Your instructions ::
Every line with the word "定容至刻度" in it should be extracted from the data that follows.

Data excerpts ::
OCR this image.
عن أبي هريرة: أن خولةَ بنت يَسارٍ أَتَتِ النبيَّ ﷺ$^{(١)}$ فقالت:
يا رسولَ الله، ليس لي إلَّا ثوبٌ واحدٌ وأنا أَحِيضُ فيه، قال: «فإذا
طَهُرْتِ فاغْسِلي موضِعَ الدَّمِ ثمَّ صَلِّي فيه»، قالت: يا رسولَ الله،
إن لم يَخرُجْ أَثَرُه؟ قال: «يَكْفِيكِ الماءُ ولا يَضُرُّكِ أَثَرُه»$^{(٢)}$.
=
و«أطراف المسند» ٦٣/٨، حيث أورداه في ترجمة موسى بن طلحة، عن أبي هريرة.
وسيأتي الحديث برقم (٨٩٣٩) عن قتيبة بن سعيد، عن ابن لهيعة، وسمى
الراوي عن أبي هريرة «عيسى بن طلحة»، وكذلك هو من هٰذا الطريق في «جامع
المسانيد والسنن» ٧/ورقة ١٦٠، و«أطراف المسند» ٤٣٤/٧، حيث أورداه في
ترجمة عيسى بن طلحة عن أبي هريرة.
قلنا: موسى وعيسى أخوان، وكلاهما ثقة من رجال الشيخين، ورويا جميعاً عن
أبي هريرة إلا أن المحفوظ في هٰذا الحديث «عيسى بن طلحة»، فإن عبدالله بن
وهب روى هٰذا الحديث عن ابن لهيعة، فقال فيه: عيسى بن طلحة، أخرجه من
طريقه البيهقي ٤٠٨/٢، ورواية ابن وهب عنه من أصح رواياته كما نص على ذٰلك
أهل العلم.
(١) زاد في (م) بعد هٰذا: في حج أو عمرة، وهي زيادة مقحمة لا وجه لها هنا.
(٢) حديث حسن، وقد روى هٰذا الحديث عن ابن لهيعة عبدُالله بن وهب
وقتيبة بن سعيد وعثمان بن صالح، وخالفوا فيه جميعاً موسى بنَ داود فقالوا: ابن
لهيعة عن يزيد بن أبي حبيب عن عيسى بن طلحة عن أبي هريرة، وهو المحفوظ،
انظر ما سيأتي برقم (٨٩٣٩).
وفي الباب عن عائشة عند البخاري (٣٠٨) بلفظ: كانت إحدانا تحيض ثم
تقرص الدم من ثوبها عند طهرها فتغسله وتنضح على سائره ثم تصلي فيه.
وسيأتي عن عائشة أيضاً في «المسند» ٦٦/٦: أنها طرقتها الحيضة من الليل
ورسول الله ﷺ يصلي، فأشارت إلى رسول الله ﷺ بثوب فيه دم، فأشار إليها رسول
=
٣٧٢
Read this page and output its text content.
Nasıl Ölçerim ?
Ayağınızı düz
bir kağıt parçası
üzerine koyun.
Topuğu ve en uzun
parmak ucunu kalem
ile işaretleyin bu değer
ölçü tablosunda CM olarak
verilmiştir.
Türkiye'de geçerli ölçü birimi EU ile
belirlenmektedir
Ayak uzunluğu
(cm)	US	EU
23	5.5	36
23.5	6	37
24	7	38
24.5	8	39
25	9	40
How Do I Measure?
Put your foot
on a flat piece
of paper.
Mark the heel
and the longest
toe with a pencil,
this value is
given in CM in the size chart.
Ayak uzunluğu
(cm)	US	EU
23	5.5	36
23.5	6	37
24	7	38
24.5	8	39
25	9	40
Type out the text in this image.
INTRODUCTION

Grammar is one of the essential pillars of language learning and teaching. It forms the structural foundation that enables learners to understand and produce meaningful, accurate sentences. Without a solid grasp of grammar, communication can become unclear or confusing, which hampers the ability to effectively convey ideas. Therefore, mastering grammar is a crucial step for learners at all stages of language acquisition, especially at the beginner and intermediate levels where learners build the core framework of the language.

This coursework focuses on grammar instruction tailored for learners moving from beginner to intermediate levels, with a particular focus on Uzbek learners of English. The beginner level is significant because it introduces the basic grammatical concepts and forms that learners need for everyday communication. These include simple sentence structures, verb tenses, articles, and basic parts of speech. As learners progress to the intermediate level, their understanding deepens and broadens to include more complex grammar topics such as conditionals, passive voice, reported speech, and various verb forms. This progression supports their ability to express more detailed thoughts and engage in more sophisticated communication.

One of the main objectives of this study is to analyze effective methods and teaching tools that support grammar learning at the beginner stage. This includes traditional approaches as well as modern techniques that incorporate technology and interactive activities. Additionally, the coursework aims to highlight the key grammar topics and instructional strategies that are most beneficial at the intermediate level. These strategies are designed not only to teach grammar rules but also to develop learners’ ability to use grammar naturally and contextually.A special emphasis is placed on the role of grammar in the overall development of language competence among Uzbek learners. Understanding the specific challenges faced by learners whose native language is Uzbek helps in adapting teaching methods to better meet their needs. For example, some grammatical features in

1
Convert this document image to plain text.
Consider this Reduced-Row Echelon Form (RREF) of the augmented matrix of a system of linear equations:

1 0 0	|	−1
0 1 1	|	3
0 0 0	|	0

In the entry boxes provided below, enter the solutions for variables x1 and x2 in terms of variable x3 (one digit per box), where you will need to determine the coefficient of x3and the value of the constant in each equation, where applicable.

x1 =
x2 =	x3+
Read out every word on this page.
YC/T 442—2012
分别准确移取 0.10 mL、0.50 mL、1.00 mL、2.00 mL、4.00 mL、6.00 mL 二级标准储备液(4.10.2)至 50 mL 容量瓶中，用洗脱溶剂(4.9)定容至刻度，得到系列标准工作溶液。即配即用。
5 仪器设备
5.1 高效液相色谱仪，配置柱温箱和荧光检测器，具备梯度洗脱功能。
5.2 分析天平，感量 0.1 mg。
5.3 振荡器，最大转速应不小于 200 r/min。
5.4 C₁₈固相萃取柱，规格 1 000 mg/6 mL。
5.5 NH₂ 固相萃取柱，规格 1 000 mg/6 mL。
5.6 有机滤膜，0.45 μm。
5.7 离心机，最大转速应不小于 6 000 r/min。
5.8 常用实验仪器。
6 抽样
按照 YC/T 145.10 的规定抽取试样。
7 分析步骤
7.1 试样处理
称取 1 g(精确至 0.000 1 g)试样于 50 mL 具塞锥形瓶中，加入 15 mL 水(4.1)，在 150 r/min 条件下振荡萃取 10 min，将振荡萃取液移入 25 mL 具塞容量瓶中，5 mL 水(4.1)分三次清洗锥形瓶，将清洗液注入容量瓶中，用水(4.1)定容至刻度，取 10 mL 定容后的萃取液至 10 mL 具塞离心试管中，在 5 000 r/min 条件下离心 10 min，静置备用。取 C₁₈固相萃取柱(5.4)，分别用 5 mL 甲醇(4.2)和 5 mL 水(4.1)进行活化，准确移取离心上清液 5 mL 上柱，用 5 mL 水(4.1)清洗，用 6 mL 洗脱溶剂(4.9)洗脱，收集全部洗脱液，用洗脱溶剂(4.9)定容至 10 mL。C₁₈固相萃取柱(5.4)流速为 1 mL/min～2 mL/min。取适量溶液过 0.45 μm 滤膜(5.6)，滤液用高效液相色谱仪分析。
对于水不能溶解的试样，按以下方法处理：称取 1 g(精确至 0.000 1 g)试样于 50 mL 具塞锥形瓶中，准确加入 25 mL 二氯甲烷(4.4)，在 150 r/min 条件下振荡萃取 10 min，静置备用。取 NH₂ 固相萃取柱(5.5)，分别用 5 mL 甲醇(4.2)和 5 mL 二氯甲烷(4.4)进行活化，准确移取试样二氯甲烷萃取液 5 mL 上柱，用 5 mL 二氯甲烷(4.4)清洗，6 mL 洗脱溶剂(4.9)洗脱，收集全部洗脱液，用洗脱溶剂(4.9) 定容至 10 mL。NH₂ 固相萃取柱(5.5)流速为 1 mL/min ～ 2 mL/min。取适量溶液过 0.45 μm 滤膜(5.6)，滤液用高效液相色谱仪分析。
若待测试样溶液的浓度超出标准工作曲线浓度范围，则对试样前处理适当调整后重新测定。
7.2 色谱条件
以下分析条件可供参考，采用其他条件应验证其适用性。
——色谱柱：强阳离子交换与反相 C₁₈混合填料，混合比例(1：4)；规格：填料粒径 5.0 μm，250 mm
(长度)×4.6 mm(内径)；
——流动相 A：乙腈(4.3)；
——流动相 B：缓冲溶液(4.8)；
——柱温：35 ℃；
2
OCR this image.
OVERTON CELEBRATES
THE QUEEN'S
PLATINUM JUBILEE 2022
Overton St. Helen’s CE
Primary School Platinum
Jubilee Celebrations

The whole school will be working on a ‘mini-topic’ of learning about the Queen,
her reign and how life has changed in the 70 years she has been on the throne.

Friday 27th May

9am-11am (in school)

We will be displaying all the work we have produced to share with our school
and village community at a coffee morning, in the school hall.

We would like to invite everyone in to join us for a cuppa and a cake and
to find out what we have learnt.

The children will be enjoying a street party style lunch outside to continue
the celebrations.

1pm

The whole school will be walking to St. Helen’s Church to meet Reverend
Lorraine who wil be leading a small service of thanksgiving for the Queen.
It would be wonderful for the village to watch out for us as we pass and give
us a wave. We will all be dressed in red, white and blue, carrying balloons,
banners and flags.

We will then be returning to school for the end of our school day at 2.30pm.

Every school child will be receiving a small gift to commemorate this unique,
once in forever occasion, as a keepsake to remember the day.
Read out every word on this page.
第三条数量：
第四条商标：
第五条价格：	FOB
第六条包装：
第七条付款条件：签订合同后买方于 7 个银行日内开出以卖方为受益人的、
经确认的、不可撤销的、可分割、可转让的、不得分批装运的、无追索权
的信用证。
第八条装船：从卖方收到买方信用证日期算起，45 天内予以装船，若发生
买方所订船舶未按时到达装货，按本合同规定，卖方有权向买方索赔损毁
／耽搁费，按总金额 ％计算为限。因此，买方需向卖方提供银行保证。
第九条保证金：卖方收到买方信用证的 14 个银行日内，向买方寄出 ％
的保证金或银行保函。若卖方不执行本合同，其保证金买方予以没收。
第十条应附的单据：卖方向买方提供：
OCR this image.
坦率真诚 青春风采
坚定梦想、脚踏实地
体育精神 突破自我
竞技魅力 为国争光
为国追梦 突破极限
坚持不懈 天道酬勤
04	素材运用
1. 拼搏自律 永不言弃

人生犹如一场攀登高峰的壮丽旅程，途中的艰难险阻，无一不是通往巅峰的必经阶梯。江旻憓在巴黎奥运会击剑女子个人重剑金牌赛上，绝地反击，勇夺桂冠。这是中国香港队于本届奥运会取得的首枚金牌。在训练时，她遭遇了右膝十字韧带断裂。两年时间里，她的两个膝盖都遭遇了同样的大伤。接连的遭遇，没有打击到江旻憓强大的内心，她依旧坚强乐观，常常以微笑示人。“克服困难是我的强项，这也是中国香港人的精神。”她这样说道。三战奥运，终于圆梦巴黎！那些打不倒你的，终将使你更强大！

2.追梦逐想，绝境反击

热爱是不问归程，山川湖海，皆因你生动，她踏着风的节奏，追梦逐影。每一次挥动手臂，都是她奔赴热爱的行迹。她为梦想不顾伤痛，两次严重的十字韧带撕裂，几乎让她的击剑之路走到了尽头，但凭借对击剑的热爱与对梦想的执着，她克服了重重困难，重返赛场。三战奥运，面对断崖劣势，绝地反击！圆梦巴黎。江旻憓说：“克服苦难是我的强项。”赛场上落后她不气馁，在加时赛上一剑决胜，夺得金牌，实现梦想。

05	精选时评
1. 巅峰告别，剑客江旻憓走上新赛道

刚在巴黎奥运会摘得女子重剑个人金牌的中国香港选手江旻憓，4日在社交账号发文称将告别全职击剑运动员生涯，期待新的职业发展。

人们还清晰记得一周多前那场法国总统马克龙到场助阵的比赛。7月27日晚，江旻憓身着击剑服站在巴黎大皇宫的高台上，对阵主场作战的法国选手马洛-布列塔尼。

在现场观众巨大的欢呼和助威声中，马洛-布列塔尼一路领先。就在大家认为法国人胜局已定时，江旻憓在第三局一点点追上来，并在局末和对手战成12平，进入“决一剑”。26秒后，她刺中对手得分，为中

Solution below ::
分别准确移取 0.10 mL、0.50 mL、1.00 mL、2.00 mL、4.00 mL、6.00 mL 二级标准储备液(4.10.2)至 50 mL 容量瓶中，用洗脱溶剂(4.9)定容至刻度，得到系列标准工作溶液。即配即用。
称取 1 g(精确至 0.000 1 g)试样于 50 mL 具塞锥形瓶中，加入 15 mL 水(4.1)，在 150 r/min 条件下振荡萃取 10 min，将振荡萃取液移入 25 mL 具塞容量瓶中，5 mL 水(4.1)分三次清洗锥形瓶，将清洗液注入容量瓶中，用水(4.1)定容至刻度，取 10 mL 定容后的萃取液至 10 mL 具塞离心试管中，在 5 000 r/min 条件下离心 10 min，静置备用。取 C₁₈固相萃取柱(5.4)，分别用 5 mL 甲醇(4.2)和 5 mL 水(4.1)进行活化，准确移取离心上清液 5 mL 上柱，用 5 mL 水(4.1)清洗，用 6 mL 洗脱溶剂(4.9)洗脱，收集全部洗脱液，用洗脱溶剂(4.9)定容至 10 mL。C₁₈固相萃取柱(5.4)流速为 1 mL/min～2 mL/min。取适量溶液过 0.45 μm 滤膜(5.6)，滤液用高效液相色谱仪分析。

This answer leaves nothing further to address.